TEXT SEGMENT:
Sorry for the double table (timed out) -- they are the same.

To clarify... the scripts I'm talking about are fast, but "up" can be triggered less than a second from "down" so it doesn't take much of a delay to cause havoc :).  As long as a stale (eg "down") script isn't _started_ after a newly triggered (eg "up") script, I think any other races are probably acceptable.

Comment 4 Scott Shambarger 2014-01-12 10:02:05 UTC

Created attachment 266054 [details] [review]
Initial patch with a prototype implementation

I've created a patch with a proposed implementation of ordered action cancellation.  I've tested this on a couple of my test servers, and it works quite well.  I also wrote a small program to test the new code which I can provide if anyone's interested (it just adds and queries 100s of random entries).

Please let me know if there's any changes you think might improve the code, or about any alternative solutions.

Thanks.

Comment 5 Scott Shambarger 2014-01-12 20:56:11 UTC

Created attachment 266081 [details] [review]
Updated patch that tracks source of cancellation

Reworked the cancel tracking to report which action cancelled the script.

Comment 6 Scott Shambarger 2014-01-14 09:01:24 UTC

Created attachment 266236 [details] [review]
Cleaned up code a bit, better logging

Comment 7 Dan Winship 2014-04-18 15:47:36 UTC

Comment on attachment 266236 [details] [review]
Cleaned up code a bit, better logging

obsoleted by just-committed dispatcher changes

Comment 8 Dan Winship 2014-04-18 15:51:01 UTC

with the changes from bug 727439, scripts are now at least fully serialized, though there is still the issue that scripts may be run at a point when the underlying state is wrong.

from that bug:

danw:
> So actually, we need to decide which invariant we want:
> 
>   1. all scripts are always dispatched, even if the device is no longer
>      in the right state for the script when it is dispatched (current
>      behavior)
> 
>   2. scripts are only dispatched if the associated state is still correct
>      at the time the script would be started (and it's possible your
>      DOWN script will be dispatched even if your UP script wasn't)

DATASET CONTENT:
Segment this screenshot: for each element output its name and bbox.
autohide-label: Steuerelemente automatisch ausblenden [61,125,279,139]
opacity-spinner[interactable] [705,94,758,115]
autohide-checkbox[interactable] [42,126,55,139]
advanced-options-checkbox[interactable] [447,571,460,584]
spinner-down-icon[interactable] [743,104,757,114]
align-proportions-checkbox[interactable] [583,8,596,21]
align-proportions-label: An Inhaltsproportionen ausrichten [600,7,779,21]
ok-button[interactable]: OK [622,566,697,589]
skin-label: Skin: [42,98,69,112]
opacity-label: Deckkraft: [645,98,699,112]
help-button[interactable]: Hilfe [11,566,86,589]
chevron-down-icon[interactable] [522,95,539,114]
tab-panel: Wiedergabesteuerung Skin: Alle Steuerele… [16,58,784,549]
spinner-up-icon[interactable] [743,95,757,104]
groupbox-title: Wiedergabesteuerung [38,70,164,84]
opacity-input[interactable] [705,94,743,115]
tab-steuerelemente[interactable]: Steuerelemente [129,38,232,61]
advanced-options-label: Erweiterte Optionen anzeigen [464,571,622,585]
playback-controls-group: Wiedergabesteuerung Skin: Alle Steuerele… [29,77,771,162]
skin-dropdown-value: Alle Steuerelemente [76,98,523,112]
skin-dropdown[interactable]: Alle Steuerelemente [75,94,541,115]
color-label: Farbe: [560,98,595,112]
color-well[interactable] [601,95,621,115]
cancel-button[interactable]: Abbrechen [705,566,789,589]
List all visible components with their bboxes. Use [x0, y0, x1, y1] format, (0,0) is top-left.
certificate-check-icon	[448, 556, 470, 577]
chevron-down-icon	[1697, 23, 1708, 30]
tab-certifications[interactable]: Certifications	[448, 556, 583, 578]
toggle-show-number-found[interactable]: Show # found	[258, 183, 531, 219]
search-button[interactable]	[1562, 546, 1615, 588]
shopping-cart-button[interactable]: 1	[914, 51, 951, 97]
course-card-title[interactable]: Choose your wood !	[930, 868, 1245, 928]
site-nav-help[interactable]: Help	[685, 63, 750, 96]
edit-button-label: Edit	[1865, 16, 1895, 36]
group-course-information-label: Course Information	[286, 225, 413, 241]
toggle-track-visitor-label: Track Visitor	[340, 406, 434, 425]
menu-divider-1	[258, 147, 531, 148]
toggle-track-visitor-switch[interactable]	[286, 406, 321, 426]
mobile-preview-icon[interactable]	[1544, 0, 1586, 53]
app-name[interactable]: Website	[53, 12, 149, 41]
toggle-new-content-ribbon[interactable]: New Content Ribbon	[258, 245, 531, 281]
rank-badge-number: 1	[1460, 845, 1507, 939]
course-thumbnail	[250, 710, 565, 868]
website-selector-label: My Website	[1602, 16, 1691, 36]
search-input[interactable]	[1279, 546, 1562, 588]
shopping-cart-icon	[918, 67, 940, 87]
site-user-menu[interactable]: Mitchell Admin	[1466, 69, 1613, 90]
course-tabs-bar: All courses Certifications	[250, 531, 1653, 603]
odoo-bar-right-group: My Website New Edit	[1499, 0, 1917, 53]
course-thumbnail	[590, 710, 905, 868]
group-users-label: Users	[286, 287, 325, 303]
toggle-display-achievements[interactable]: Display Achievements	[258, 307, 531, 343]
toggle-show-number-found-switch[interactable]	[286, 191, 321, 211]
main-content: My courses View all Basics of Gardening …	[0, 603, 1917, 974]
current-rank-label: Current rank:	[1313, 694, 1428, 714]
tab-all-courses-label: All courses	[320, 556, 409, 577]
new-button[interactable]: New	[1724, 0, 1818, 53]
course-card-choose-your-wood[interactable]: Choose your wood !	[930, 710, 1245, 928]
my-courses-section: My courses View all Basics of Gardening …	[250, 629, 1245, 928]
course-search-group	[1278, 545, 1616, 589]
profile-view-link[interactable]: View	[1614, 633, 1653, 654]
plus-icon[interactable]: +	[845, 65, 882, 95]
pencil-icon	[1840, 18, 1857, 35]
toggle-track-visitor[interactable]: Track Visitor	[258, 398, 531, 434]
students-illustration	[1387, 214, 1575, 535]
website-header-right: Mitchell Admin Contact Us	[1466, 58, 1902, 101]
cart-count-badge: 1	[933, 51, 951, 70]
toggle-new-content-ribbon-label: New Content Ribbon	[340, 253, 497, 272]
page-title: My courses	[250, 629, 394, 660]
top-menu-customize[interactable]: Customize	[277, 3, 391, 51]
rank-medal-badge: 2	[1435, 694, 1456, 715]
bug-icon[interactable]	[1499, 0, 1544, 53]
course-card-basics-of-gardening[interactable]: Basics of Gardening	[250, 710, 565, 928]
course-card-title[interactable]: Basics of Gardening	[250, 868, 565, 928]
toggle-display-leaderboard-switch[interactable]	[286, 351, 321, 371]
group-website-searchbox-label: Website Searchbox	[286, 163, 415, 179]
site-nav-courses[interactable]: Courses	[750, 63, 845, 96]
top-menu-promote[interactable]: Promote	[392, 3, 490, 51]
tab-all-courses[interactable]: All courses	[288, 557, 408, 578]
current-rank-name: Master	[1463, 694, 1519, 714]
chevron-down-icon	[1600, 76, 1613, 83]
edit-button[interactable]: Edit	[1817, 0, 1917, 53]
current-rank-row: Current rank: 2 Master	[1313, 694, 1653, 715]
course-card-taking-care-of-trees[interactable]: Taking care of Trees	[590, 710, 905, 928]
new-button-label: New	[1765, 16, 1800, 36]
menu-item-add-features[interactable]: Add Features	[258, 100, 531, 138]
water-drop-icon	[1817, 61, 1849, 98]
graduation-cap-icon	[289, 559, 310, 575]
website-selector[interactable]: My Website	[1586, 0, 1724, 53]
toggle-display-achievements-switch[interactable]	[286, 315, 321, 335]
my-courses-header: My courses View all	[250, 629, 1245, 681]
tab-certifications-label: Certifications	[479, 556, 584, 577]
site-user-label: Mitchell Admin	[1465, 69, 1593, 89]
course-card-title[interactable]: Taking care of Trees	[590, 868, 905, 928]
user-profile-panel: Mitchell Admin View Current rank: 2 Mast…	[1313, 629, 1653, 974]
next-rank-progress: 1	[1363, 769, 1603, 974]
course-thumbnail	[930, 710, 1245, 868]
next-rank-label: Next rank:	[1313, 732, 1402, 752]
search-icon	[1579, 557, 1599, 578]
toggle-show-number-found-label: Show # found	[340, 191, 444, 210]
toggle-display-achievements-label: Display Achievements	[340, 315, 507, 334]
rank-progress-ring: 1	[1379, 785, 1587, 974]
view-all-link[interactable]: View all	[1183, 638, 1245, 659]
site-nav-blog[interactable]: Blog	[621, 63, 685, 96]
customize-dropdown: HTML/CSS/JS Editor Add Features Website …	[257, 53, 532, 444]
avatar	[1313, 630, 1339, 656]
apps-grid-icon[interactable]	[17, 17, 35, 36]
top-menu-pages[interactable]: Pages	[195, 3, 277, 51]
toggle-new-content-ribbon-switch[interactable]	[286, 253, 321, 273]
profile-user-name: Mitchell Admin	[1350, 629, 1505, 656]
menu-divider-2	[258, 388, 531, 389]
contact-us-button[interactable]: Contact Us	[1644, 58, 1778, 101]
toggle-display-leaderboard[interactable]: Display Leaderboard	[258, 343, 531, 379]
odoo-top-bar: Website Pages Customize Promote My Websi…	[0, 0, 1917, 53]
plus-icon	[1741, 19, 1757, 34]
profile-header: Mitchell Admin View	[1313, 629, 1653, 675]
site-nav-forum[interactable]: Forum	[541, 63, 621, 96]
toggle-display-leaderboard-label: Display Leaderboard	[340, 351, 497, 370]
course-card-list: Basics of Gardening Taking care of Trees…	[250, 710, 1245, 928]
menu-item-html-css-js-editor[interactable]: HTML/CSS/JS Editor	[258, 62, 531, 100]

JOBS:
(1) In the bug thread on script dispatch, write out the passage that begins at the words "Comment 5 Scott" and stops after "cancelled the script.", replacing "cancel tracking" with "cancellation logic".
(2) Give every attachment number that appears in the bug thread on script dispatch, listing each number only once.
(3) Extend the bug thread on script dispatch beyond its final line.

ANSWERS TO THE TASKS:
(1)
Comment 5 Scott Shambarger 2014-01-12 20:56:11 UTC

Created attachment 266081 [details] [review]
Updated patch that tracks source of cancellation

Reworked the cancellation logic to report which action cancelled the script.

(2) 266054, 266081, 266236

(3)
>      (bug 721971)
> 
>   3. scripts are only dispatched if the associated state is still correct
>      at the time the script would be started, but if your UP script gets
>      skipped then your DOWN script will be skipped too.
> 
> 3 seems more consistent than 2, but perhaps there are situations where you want
> to guarantee that you always get *some* notification when the network state
> changes, even if you missed it?

thaller:
> I strongly vote for 1.
> 
> Otherwise it's hard to do anything reliable in the scripts because some might
> get skipped.
> 
> 
> It is quite expected that the state can change anytime, so when you are in an
> UP script, the state could already have changed to something else. This is not
> avoidable. Even if we check, that the state is still current before calling
> g_spawn, it could change the very moment later.
> 
> A script, if it really cares about the current state, has to check it anyway
> anew. And with 1., it can see that the state changed and behave as with 2. or
> 3.
> 
> But with 2. or 3. it cannot behave like 1.

dcbw:
> I think #1 is my choice too, since it seems the most consistent.  Bad scripts
> will be bad no matter what we do, so if some script mishandles states then we
> should make sure we point the blame finger at the script and get that fixed in
> the right place.
> 
> We could also have the dispatcher listen for new state signals on the device
> it's dispatching for, and put that new state into an environment variable so
> that scripts would at least be aware that the state had changed.  Possibly a
> future enhancement, but talking of state changes also assumes that we don't
> block on script execution, right?
> 
> My thought for a long time was that since some scripts do take a while to
> execute (NFS shutdown comes to mind) that we should just make NM block certain
> state changes like SECONDARIES->ACTIVATED and DEACTIVATING->DISCONNECTED until
> all the scripts were run, and if that made things really slow, well, again we
> point the blame finger where it's due and make script authors fix their stuff. 
> A large timeout is effectively the same thing as blocking on scripts until
> they're done too.  Thoughts?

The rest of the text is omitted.